**ASSIGNMENT**
Show all lines from the data that include the word "Received".

Recorded data:
□ □ □ □ □

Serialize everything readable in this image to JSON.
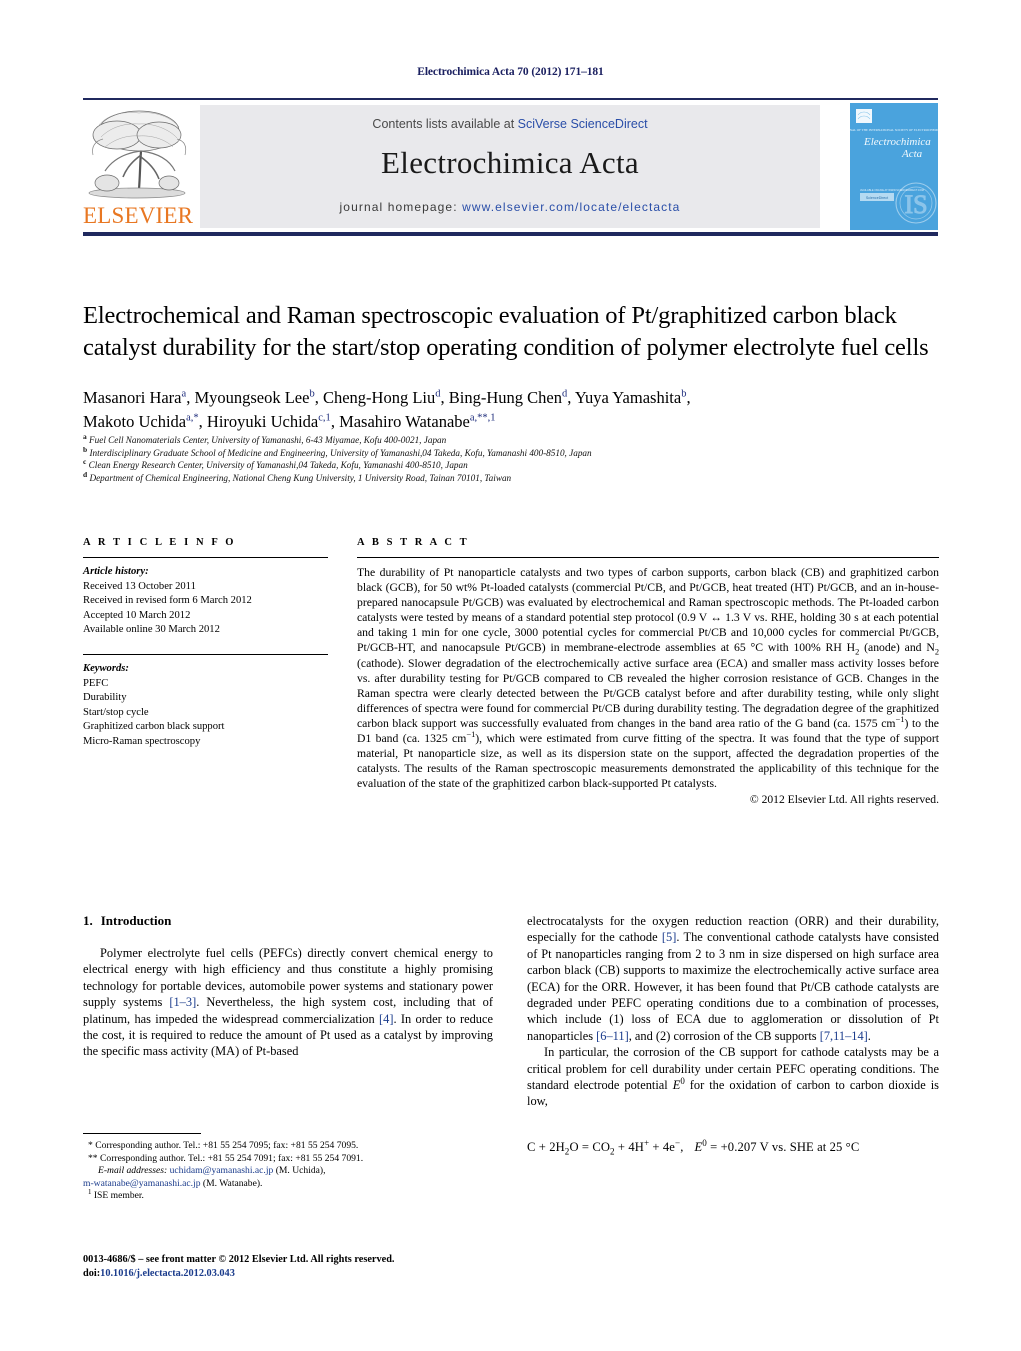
{
  "running_head": "Electrochimica Acta 70 (2012) 171–181",
  "masthead": {
    "contents_prefix": "Contents lists available at ",
    "sciencedirect": "SciVerse ScienceDirect",
    "journal_title": "Electrochimica Acta",
    "homepage_prefix": "journal homepage: ",
    "homepage_url": "www.elsevier.com/locate/electacta",
    "publisher": "ELSEVIER",
    "cover_title_line1": "Electrochimica",
    "cover_title_line2": "Acta",
    "accent_orange": "#E87722",
    "accent_blue": "#2a4ea8",
    "rule_navy": "#20295e",
    "cover_blue": "#4aa3dd"
  },
  "article": {
    "title": "Electrochemical and Raman spectroscopic evaluation of Pt/graphitized carbon black catalyst durability for the start/stop operating condition of polymer electrolyte fuel cells",
    "authors_line1": "Masanori Hara<sup>a</sup>, Myoungseok Lee<sup>b</sup>, Cheng-Hong Liu<sup>d</sup>, Bing-Hung Chen<sup>d</sup>, Yuya Yamashita<sup>b</sup>,",
    "authors_line2": "Makoto Uchida<sup>a,*</sup>, Hiroyuki Uchida<sup>c,1</sup>, Masahiro Watanabe<sup>a,**,1</sup>",
    "affiliations": [
      "<sup>a</sup> Fuel Cell Nanomaterials Center, University of Yamanashi, 6-43 Miyamae, Kofu 400-0021, Japan",
      "<sup>b</sup> Interdisciplinary Graduate School of Medicine and Engineering, University of Yamanashi,04 Takeda, Kofu, Yamanashi 400-8510, Japan",
      "<sup>c</sup> Clean Energy Research Center, University of Yamanashi,04 Takeda, Kofu, Yamanashi 400-8510, Japan",
      "<sup>d</sup> Department of Chemical Engineering, National Cheng Kung University, 1 University Road, Tainan 70101, Taiwan"
    ]
  },
  "article_info": {
    "heading": "A R T I C L E    I N F O",
    "history_label": "Article history:",
    "history": [
      "Received 13 October 2011",
      "Received in revised form 6 March 2012",
      "Accepted 10 March 2012",
      "Available online 30 March 2012"
    ],
    "keywords_label": "Keywords:",
    "keywords": [
      "PEFC",
      "Durability",
      "Start/stop cycle",
      "Graphitized carbon black support",
      "Micro-Raman spectroscopy"
    ]
  },
  "abstract": {
    "heading": "A B S T R A C T",
    "text": "The durability of Pt nanoparticle catalysts and two types of carbon supports, carbon black (CB) and graphitized carbon black (GCB), for 50 wt% Pt-loaded catalysts (commercial Pt/CB, and Pt/GCB, heat treated (HT) Pt/GCB, and an in-house-prepared nanocapsule Pt/GCB) was evaluated by electrochemical and Raman spectroscopic methods. The Pt-loaded carbon catalysts were tested by means of a standard potential step protocol (0.9 V &#8596; 1.3 V vs. RHE, holding 30 s at each potential and taking 1 min for one cycle, 3000 potential cycles for commercial Pt/CB and 10,000 cycles for commercial Pt/GCB, Pt/GCB-HT, and nanocapsule Pt/GCB) in membrane-electrode assemblies at 65 &#176;C with 100% RH H<sub>2</sub> (anode) and N<sub>2</sub> (cathode). Slower degradation of the electrochemically active surface area (ECA) and smaller mass activity losses before vs. after durability testing for Pt/GCB compared to CB revealed the higher corrosion resistance of GCB. Changes in the Raman spectra were clearly detected between the Pt/GCB catalyst before and after durability testing, while only slight differences of spectra were found for commercial Pt/CB during durability testing. The degradation degree of the graphitized carbon black support was successfully evaluated from changes in the band area ratio of the G band (ca. 1575 cm<sup>&#8722;1</sup>) to the D1 band (ca. 1325 cm<sup>&#8722;1</sup>), which were estimated from curve fitting of the spectra. It was found that the type of support material, Pt nanoparticle size, as well as its dispersion state on the support, affected the degradation properties of the catalysts. The results of the Raman spectroscopic measurements demonstrated the applicability of this technique for the evaluation of the state of the graphitized carbon black-supported Pt catalysts.",
    "copyright": "&#169; 2012 Elsevier Ltd. All rights reserved."
  },
  "body": {
    "section_number": "1.",
    "section_title": "Introduction",
    "para_left_1": "Polymer electrolyte fuel cells (PEFCs) directly convert chemical energy to electrical energy with high efficiency and thus constitute a highly promising technology for portable devices, automobile power systems and stationary power supply systems <span class=\"ref\">[1&#8211;3]</span>. Nevertheless, the high system cost, including that of platinum, has impeded the widespread commercialization <span class=\"ref\">[4]</span>. In order to reduce the cost, it is required to reduce the amount of Pt used as a catalyst by improving the specific mass activity (MA) of Pt-based",
    "para_right_1": "electrocatalysts for the oxygen reduction reaction (ORR) and their durability, especially for the cathode <span class=\"ref\">[5]</span>. The conventional cathode catalysts have consisted of Pt nanoparticles ranging from 2 to 3 nm in size dispersed on high surface area carbon black (CB) supports to maximize the electrochemically active surface area (ECA) for the ORR. However, it has been found that Pt/CB cathode catalysts are degraded under PEFC operating conditions due to a combination of processes, which include (1) loss of ECA due to agglomeration or dissolution of Pt nanoparticles <span class=\"ref\">[6&#8211;11]</span>, and (2) corrosion of the CB supports <span class=\"ref\">[7,11&#8211;14]</span>.",
    "para_right_2": "In particular, the corrosion of the CB support for cathode catalysts may be a critical problem for cell durability under certain PEFC operating conditions. The standard electrode potential <i>E</i><sup>0</sup> for the oxidation of carbon to carbon dioxide is low,",
    "equation": "C + 2H<sub>2</sub>O  =  CO<sub>2</sub> + 4H<sup>+</sup> + 4e<sup>&#8722;</sup>,<span class=\"sp\"></span><i>E</i><sup>0</sup> =  +0.207 V vs. SHE at 25 &#176;C"
  },
  "footnotes": {
    "corr1": "* Corresponding author. Tel.: +81 55 254 7095; fax: +81 55 254 7095.",
    "corr2": "** Corresponding author. Tel.: +81 55 254 7091; fax: +81 55 254 7091.",
    "email_label": "E-mail addresses:",
    "email1": "uchidam@yamanashi.ac.jp",
    "email1_who": "(M. Uchida),",
    "email2": "m-watanabe@yamanashi.ac.jp",
    "email2_who": "(M. Watanabe).",
    "ise": "<sup>1</sup> ISE member."
  },
  "imprint": {
    "line1": "0013-4686/$ &#8211; see front matter &#169; 2012 Elsevier Ltd. All rights reserved.",
    "doi_label": "doi:",
    "doi": "10.1016/j.electacta.2012.03.043"
  }
}
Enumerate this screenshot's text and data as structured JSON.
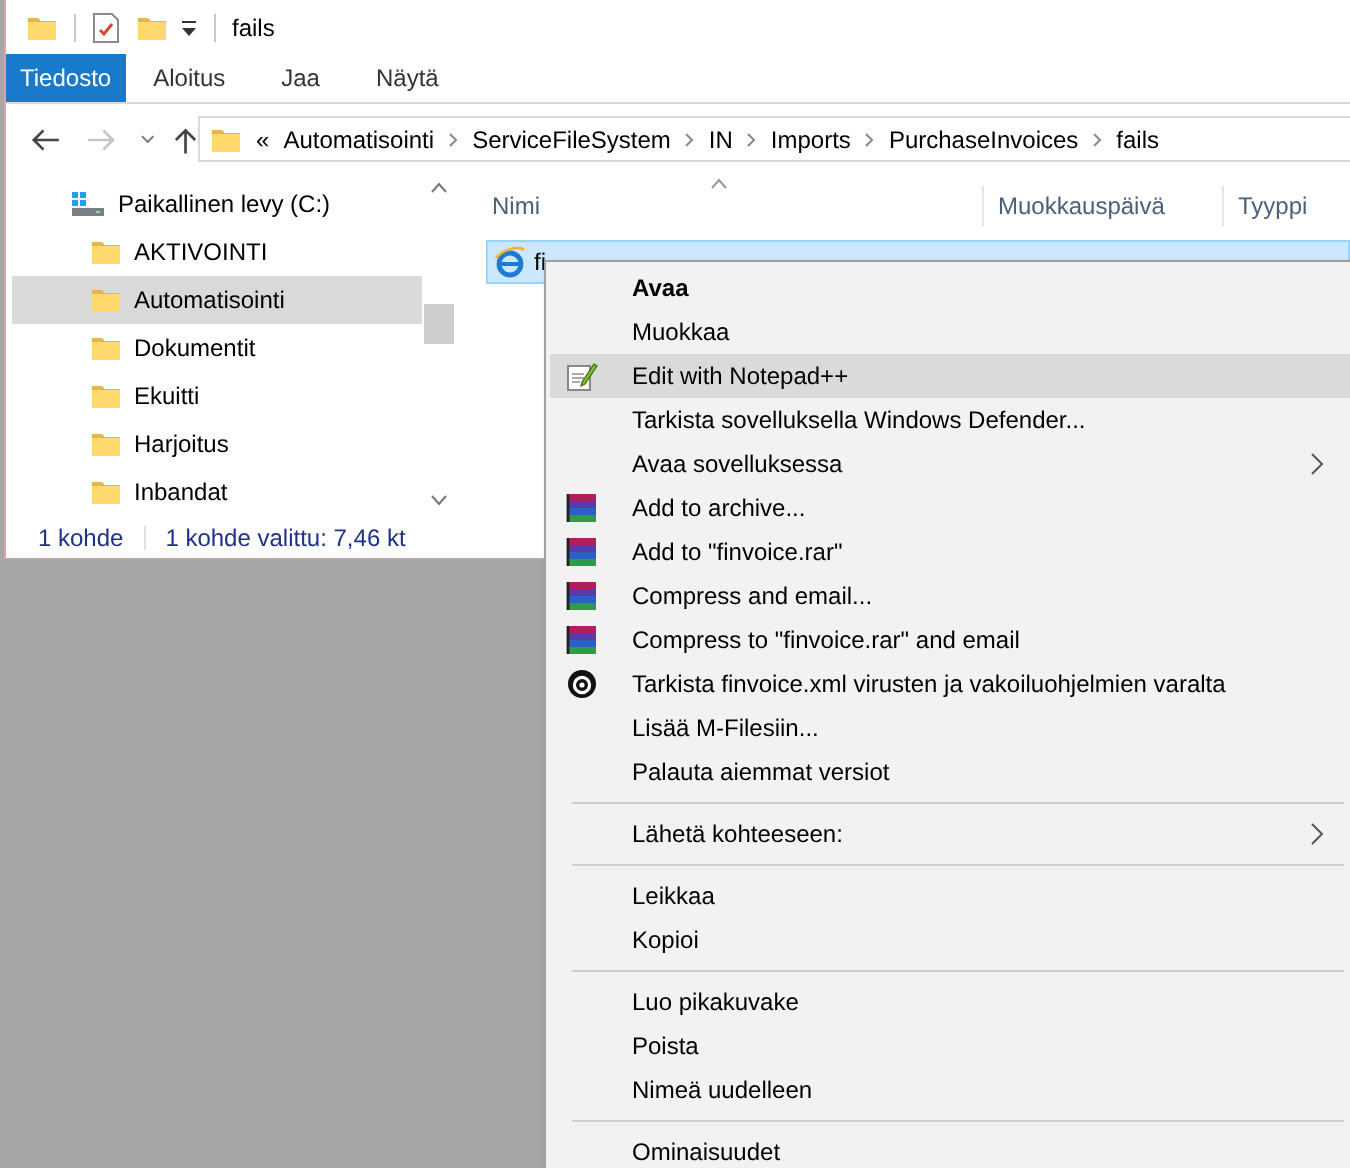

□ □ □ □ □

**ANSWER TO THIS EXERCISE**
      "Received 13 October 2011",
      "Received in revised form 6 March 2012",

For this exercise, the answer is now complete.